DATA ROWS:

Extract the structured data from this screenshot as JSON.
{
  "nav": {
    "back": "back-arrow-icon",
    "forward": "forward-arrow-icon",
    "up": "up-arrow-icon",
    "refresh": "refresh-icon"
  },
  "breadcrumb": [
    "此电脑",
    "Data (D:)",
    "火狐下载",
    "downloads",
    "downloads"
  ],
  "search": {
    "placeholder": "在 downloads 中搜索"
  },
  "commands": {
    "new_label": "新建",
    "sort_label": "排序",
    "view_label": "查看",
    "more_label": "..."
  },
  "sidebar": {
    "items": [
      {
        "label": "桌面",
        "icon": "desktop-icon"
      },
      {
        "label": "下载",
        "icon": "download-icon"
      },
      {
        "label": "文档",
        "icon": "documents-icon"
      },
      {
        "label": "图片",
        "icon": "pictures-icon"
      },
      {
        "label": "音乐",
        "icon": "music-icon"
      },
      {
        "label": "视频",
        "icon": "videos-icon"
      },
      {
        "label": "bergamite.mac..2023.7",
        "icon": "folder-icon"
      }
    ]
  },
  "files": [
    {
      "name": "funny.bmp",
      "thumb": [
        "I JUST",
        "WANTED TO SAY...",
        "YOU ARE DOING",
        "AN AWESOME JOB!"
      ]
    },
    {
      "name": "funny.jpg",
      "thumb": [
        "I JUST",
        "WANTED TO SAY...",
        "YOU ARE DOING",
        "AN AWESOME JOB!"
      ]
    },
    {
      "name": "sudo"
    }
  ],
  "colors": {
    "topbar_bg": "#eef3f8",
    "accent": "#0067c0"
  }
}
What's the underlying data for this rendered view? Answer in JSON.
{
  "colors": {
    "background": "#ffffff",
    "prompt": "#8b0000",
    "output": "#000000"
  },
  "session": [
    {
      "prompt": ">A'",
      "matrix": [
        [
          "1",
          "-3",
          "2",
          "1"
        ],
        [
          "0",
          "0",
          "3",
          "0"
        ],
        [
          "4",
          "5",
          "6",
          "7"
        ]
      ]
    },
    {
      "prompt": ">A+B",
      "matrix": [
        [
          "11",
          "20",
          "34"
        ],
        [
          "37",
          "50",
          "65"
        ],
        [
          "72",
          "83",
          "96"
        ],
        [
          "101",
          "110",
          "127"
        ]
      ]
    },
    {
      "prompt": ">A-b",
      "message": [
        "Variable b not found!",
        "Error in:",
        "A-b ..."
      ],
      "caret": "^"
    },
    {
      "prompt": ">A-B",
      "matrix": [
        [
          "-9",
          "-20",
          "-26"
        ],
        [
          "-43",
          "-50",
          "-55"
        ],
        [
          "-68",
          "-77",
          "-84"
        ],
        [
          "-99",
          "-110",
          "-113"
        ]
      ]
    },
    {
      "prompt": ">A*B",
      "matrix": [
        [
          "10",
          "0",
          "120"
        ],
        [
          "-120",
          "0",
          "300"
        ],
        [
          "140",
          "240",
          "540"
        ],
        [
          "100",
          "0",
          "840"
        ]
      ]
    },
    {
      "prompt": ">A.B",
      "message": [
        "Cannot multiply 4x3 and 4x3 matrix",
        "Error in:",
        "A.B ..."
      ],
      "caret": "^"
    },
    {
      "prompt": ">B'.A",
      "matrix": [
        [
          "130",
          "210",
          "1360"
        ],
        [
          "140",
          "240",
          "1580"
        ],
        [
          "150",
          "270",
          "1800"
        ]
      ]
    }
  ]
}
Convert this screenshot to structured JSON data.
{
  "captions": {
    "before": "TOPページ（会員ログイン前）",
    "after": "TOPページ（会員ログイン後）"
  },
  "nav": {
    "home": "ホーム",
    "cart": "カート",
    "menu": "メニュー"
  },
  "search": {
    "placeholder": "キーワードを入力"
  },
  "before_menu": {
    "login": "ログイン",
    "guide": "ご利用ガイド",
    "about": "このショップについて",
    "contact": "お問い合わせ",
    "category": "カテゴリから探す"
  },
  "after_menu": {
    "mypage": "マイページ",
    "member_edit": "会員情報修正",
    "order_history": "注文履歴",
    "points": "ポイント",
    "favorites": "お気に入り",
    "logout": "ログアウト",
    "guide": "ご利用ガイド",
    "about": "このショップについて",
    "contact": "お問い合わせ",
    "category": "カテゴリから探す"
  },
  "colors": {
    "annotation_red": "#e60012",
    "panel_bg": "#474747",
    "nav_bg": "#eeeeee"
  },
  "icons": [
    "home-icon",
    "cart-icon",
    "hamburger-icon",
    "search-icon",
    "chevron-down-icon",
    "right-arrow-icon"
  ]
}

WRITTEN REQUEST: Filter the listing above for the string "screenshot" and copy every matching line.

RESULT OF THE TASK:
Extract the structured data from this screenshot as JSON.
Convert this screenshot to structured JSON data.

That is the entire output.